→ **INSTRUCTIONS FOR THE TASK**: Set down, in full, every record in the block.

------------------------------------

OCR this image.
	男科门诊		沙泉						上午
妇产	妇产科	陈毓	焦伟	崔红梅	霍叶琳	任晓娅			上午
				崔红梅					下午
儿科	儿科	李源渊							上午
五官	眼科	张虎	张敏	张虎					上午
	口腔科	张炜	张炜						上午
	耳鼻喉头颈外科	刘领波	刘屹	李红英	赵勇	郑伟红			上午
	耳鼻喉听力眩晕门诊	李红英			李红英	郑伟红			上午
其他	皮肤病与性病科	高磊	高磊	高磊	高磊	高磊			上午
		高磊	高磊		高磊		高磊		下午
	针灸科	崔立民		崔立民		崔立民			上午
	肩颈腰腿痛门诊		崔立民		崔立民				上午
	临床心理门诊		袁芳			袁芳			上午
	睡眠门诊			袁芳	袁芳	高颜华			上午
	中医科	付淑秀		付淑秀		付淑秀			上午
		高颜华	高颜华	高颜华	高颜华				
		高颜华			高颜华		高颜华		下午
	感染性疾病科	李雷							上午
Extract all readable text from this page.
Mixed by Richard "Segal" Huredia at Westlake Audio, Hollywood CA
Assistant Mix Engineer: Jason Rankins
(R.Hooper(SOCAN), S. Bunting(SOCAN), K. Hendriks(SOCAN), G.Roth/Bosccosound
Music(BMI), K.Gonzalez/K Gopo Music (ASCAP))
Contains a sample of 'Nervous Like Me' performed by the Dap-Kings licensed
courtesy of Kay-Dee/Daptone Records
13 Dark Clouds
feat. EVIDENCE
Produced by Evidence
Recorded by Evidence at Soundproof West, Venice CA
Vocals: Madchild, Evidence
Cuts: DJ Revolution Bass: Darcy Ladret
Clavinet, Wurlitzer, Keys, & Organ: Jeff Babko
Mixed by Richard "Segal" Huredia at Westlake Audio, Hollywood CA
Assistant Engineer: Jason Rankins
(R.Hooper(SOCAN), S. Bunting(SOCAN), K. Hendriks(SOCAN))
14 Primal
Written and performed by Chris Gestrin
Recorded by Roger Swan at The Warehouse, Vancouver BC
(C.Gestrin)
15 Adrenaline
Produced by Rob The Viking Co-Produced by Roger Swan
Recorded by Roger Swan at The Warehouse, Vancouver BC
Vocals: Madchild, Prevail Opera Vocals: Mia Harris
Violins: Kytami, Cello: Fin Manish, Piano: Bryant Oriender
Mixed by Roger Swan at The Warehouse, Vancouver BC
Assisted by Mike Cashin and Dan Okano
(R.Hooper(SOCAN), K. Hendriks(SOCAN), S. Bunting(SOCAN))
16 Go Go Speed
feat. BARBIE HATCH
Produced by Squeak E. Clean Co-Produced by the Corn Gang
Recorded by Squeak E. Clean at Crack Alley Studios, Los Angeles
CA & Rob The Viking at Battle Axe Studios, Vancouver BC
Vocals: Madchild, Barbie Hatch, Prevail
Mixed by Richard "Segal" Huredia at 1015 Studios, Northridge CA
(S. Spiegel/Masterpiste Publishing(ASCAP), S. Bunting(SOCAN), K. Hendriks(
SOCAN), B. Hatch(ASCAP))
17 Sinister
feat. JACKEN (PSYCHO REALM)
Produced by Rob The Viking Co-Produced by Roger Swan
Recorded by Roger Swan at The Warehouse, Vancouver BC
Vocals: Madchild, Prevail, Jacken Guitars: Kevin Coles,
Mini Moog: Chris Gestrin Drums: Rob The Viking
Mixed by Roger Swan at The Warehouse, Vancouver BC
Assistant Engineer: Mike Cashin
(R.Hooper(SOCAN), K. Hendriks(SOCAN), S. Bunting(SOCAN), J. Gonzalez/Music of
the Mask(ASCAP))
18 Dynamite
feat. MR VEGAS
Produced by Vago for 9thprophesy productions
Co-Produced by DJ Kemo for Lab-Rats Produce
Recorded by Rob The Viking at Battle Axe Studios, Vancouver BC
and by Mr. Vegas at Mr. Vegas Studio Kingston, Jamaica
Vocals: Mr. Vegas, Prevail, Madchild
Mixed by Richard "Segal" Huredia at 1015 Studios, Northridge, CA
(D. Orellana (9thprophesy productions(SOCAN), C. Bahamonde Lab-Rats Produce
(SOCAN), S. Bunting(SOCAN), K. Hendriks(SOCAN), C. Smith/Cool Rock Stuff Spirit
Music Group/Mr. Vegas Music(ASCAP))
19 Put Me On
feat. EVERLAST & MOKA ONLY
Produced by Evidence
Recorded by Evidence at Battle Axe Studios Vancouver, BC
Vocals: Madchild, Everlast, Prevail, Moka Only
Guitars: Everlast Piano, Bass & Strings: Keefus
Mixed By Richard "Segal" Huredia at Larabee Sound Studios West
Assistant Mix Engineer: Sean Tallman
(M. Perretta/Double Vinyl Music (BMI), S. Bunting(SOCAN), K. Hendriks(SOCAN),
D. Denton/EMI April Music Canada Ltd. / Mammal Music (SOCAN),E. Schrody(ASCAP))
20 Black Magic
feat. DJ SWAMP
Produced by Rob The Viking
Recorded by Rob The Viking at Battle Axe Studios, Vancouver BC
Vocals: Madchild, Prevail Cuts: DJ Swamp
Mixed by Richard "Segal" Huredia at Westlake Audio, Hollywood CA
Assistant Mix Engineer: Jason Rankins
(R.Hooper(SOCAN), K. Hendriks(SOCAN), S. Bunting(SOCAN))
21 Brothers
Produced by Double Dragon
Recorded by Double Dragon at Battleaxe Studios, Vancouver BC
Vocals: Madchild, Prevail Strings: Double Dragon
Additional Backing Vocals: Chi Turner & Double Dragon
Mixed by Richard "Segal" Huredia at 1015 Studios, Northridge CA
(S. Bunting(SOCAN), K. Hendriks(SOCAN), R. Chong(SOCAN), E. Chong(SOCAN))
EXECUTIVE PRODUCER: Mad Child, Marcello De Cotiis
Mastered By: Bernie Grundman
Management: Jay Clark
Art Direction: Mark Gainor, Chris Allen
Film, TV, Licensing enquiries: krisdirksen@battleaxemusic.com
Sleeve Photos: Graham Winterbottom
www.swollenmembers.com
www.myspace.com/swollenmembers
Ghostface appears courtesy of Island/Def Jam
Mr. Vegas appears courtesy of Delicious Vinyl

------------------------------------

→ **THE RESPONSE**:
OCR this image.
	男科门诊		沙泉						上午
妇产	妇产科	陈毓	焦伟	崔红梅	霍叶琳	任晓娅			上午
				崔红梅					下午
儿科	儿科	李源渊							上午
五官	眼科	张虎	张敏	张虎					上午
	口腔科	张炜	张炜						上午
	耳鼻喉头颈外科	刘领波	刘屹	李红英	赵勇	郑伟红			上午
	耳鼻喉听力眩晕门诊	李红英			李红英	郑伟红			上午
其他	皮肤病与性病科	高磊	高磊	高磊	高磊	高磊			上午
		高磊	高磊		高磊		高磊		下午
	针灸科	崔立民		崔立民		崔立民			上午
	肩颈腰腿痛门诊		崔立民		崔立民				上午
	临床心理门诊		袁芳			袁芳			上午
	睡眠门诊			袁芳	袁芳	高颜华			上午
	中医科	付淑秀		付淑秀		付淑秀			上午
		高颜华	高颜华	高颜华	高颜华				
		高颜华			高颜华		高颜华		下午
	感染性疾病科	李雷							上午
Extract all readable text from this page.
Mixed by Richard "Segal" Huredia at Westlake Audio, Hollywood CA
Assistant Mix Engineer: Jason Rankins
(R.Hooper(SOCAN), S. Bunting(SOCAN), K. Hendriks(SOCAN), G.Roth/Bosccosound
Music(BMI), K.Gonzalez/K Gopo Music (ASCAP))
Contains a sample of 'Nervous Like Me' performed by the Dap-Kings licensed
courtesy of Kay-Dee/Daptone Records
13 Dark Clouds
feat. EVIDENCE
Produced by Evidence
Recorded by Evidence at Soundproof West, Venice CA
Vocals: Madchild, Evidence
Cuts: DJ Revolution Bass: Darcy Ladret
Clavinet, Wurlitzer, Keys, & Organ: Jeff Babko
Mixed by Richard "Segal" Huredia at Westlake Audio, Hollywood CA
Assistant Engineer: Jason Rankins
(R.Hooper(SOCAN), S. Bunting(SOCAN), K. Hendriks(SOCAN))
14 Primal
Written and performed by Chris Gestrin
Recorded by Roger Swan at The Warehouse, Vancouver BC
(C.Gestrin)
15 Adrenaline
Produced by Rob The Viking Co-Produced by Roger Swan
Recorded by Roger Swan at The Warehouse, Vancouver BC
Vocals: Madchild, Prevail Opera Vocals: Mia Harris
Violins: Kytami, Cello: Fin Manish, Piano: Bryant Oriender
Mixed by Roger Swan at The Warehouse, Vancouver BC
Assisted by Mike Cashin and Dan Okano
(R.Hooper(SOCAN), K. Hendriks(SOCAN), S. Bunting(SOCAN))
16 Go Go Speed
feat. BARBIE HATCH
Produced by Squeak E. Clean Co-Produced by the Corn Gang
Recorded by Squeak E. Clean at Crack Alley Studios, Los Angeles
CA & Rob The Viking at Battle Axe Studios, Vancouver BC
Vocals: Madchild, Barbie Hatch, Prevail
Mixed by Richard "Segal" Huredia at 1015 Studios, Northridge CA
(S. Spiegel/Masterpiste Publishing(ASCAP), S. Bunting(SOCAN), K. Hendriks(
SOCAN), B. Hatch(ASCAP))
17 Sinister
feat. JACKEN (PSYCHO REALM)
Produced by Rob The Viking Co-Produced by Roger Swan
Recorded by Roger Swan at The Warehouse, Vancouver BC
Vocals: Madchild, Prevail, Jacken Guitars: Kevin Coles,
Mini Moog: Chris Gestrin Drums: Rob The Viking
Mixed by Roger Swan at The Warehouse, Vancouver BC
Assistant Engineer: Mike Cashin
(R.Hooper(SOCAN), K. Hendriks(SOCAN), S. Bunting(SOCAN), J. Gonzalez/Music of
the Mask(ASCAP))
18 Dynamite
feat. MR VEGAS
Produced by Vago for 9thprophesy productions
Co-Produced by DJ Kemo for Lab-Rats Produce
Recorded by Rob The Viking at Battle Axe Studios, Vancouver BC
and by Mr. Vegas at Mr. Vegas Studio Kingston, Jamaica
Vocals: Mr. Vegas, Prevail, Madchild
Mixed by Richard "Segal" Huredia at 1015 Studios, Northridge, CA
(D. Orellana (9thprophesy productions(SOCAN), C. Bahamonde Lab-Rats Produce
(SOCAN), S. Bunting(SOCAN), K. Hendriks(SOCAN), C. Smith/Cool Rock Stuff Spirit
Music Group/Mr. Vegas Music(ASCAP))
19 Put Me On
feat. EVERLAST & MOKA ONLY
Produced by Evidence
Recorded by Evidence at Battle Axe Studios Vancouver, BC
Vocals: Madchild, Everlast, Prevail, Moka Only
Guitars: Everlast Piano, Bass & Strings: Keefus
Mixed By Richard "Segal" Huredia at Larabee Sound Studios West
Assistant Mix Engineer: Sean Tallman
(M. Perretta/Double Vinyl Music (BMI), S. Bunting(SOCAN), K. Hendriks(SOCAN),
D. Denton/EMI April Music Canada Ltd. / Mammal Music (SOCAN),E. Schrody(ASCAP))
20 Black Magic
feat. DJ SWAMP
Produced by Rob The Viking
Recorded by Rob The Viking at Battle Axe Studios, Vancouver BC
Vocals: Madchild, Prevail Cuts: DJ Swamp
Mixed by Richard "Segal" Huredia at Westlake Audio, Hollywood CA
Assistant Mix Engineer: Jason Rankins
(R.Hooper(SOCAN), K. Hendriks(SOCAN), S. Bunting(SOCAN))
21 Brothers
Produced by Double Dragon
Recorded by Double Dragon at Battleaxe Studios, Vancouver BC
Vocals: Madchild, Prevail Strings: Double Dragon
Additional Backing Vocals: Chi Turner & Double Dragon
Mixed by Richard "Segal" Huredia at 1015 Studios, Northridge CA
(S. Bunting(SOCAN), K. Hendriks(SOCAN), R. Chong(SOCAN), E. Chong(SOCAN))
EXECUTIVE PRODUCER: Mad Child, Marcello De Cotiis
Mastered By: Bernie Grundman
Management: Jay Clark
Art Direction: Mark Gainor, Chris Allen
Film, TV, Licensing enquiries: krisdirksen@battleaxemusic.com
Sleeve Photos: Graham Winterbottom
www.swollenmembers.com
www.myspace.com/swollenmembers
Ghostface appears courtesy of Island/Def Jam
Mr. Vegas appears courtesy of Delicious Vinyl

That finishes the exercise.